- [EXERCISE DESCRIPTION]: Search the data for the word "this" and copy every line that contains it.

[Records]
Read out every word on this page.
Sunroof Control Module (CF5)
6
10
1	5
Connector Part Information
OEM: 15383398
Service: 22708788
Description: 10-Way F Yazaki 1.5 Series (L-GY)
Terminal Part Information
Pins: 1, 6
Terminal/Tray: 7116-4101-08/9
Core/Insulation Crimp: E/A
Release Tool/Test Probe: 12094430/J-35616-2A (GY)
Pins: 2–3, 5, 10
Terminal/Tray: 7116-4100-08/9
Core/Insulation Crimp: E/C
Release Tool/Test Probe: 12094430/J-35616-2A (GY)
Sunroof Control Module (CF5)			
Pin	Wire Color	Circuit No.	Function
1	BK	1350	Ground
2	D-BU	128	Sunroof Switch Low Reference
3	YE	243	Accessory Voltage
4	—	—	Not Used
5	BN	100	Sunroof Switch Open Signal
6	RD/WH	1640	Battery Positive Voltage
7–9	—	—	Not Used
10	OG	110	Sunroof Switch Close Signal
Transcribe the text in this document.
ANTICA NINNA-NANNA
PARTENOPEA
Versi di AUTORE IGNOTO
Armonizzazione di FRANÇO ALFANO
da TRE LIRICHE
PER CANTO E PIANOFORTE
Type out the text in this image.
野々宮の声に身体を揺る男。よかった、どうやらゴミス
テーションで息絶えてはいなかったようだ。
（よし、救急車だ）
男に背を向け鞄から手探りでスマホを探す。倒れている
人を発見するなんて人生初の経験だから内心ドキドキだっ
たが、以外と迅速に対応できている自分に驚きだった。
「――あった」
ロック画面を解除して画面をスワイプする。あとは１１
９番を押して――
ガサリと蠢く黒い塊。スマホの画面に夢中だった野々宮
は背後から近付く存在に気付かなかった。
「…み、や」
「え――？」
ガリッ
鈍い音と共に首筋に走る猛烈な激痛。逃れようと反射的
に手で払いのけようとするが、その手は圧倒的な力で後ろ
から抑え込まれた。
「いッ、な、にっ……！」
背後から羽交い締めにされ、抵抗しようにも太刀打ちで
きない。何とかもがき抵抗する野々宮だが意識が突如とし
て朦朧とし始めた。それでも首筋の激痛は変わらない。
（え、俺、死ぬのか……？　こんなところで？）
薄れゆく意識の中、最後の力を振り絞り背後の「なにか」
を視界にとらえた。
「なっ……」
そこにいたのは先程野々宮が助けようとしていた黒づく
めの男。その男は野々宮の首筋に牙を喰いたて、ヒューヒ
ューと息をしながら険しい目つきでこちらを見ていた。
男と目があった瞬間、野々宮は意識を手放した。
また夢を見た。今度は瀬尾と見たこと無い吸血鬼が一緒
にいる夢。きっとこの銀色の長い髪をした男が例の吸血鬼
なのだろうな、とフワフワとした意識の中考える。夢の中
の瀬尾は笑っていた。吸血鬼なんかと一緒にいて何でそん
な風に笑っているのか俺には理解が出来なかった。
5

- [WRITTEN RESPONSE]:
Read out every word on this page.
Transcribe the text in this document.
Type out the text in this image.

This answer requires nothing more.